Dataset items

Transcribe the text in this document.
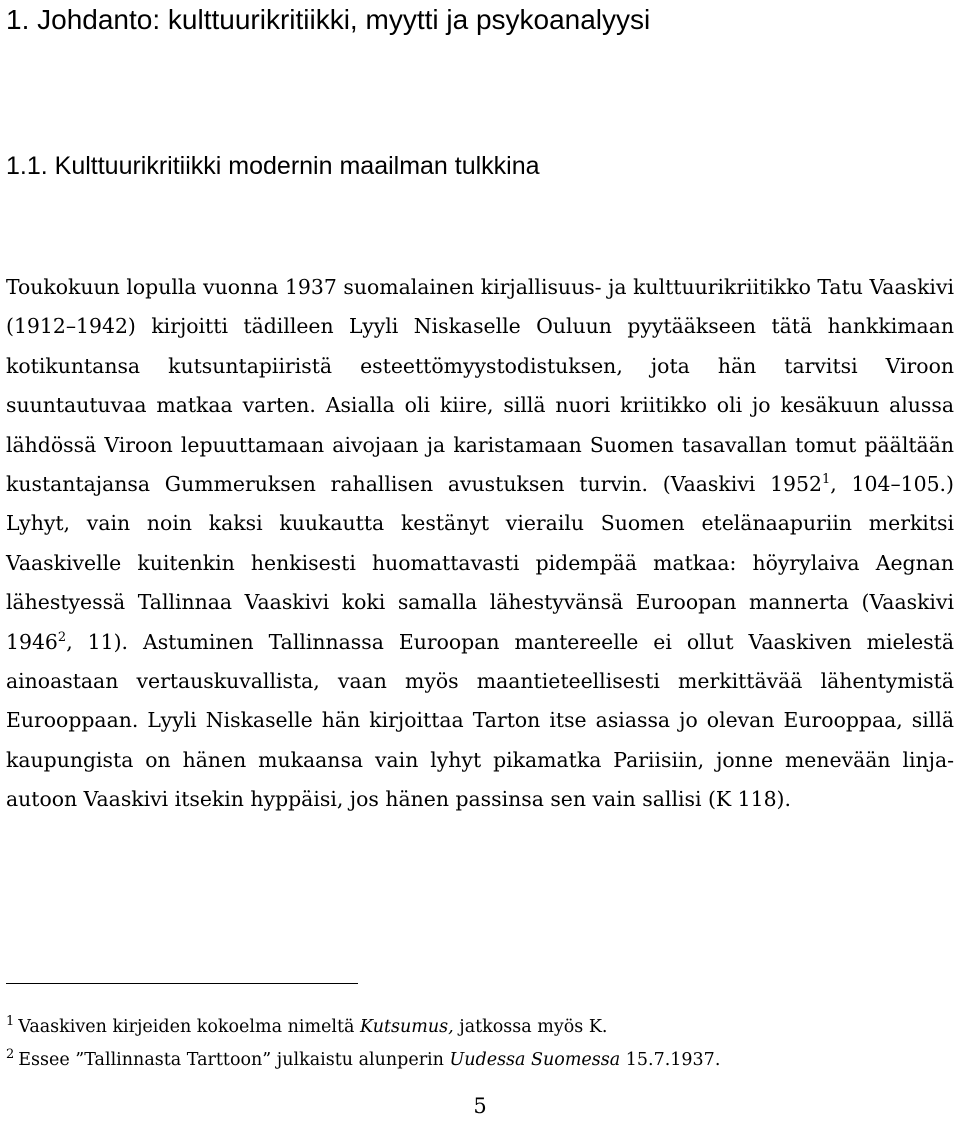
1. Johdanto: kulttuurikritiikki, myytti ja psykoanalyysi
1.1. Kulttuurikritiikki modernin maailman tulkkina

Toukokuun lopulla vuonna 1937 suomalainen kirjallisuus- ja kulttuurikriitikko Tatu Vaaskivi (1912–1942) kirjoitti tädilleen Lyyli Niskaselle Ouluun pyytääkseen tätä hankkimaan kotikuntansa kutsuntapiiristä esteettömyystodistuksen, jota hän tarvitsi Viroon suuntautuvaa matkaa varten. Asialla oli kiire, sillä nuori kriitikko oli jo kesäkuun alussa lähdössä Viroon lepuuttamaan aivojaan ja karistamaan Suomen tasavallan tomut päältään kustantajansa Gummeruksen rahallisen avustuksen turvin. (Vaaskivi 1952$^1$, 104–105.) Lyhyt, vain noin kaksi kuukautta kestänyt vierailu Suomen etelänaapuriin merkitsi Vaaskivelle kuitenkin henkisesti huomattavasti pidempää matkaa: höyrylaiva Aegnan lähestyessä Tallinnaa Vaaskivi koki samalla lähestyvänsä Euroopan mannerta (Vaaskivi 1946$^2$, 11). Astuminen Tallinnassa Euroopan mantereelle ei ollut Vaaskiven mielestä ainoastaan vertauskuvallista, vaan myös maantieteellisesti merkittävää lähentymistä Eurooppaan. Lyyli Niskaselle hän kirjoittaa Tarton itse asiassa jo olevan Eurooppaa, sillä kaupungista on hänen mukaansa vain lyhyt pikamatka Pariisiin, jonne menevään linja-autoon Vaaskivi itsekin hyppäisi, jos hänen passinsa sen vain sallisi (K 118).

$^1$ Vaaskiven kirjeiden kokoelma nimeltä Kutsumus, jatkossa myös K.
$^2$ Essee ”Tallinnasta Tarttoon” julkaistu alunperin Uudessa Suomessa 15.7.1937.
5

Requirement
Return all the entries word for word, but omit any pictures they contain.

Result for this task
Transcribe the text in this document.
1. Johdanto: kulttuurikritiikki, myytti ja psykoanalyysi
1.1. Kulttuurikritiikki modernin maailman tulkkina

Toukokuun lopulla vuonna 1937 suomalainen kirjallisuus- ja kulttuurikriitikko Tatu Vaaskivi (1912–1942) kirjoitti tädilleen Lyyli Niskaselle Ouluun pyytääkseen tätä hankkimaan kotikuntansa kutsuntapiiristä esteettömyystodistuksen, jota hän tarvitsi Viroon suuntautuvaa matkaa varten. Asialla oli kiire, sillä nuori kriitikko oli jo kesäkuun alussa lähdössä Viroon lepuuttamaan aivojaan ja karistamaan Suomen tasavallan tomut päältään kustantajansa Gummeruksen rahallisen avustuksen turvin. (Vaaskivi 1952$^1$, 104–105.) Lyhyt, vain noin kaksi kuukautta kestänyt vierailu Suomen etelänaapuriin merkitsi Vaaskivelle kuitenkin henkisesti huomattavasti pidempää matkaa: höyrylaiva Aegnan lähestyessä Tallinnaa Vaaskivi koki samalla lähestyvänsä Euroopan mannerta (Vaaskivi 1946$^2$, 11). Astuminen Tallinnassa Euroopan mantereelle ei ollut Vaaskiven mielestä ainoastaan vertauskuvallista, vaan myös maantieteellisesti merkittävää lähentymistä Eurooppaan. Lyyli Niskaselle hän kirjoittaa Tarton itse asiassa jo olevan Eurooppaa, sillä kaupungista on hänen mukaansa vain lyhyt pikamatka Pariisiin, jonne menevään linja-autoon Vaaskivi itsekin hyppäisi, jos hänen passinsa sen vain sallisi (K 118).

$^1$ Vaaskiven kirjeiden kokoelma nimeltä Kutsumus, jatkossa myös K.
$^2$ Essee ”Tallinnasta Tarttoon” julkaistu alunperin Uudessa Suomessa 15.7.1937.
5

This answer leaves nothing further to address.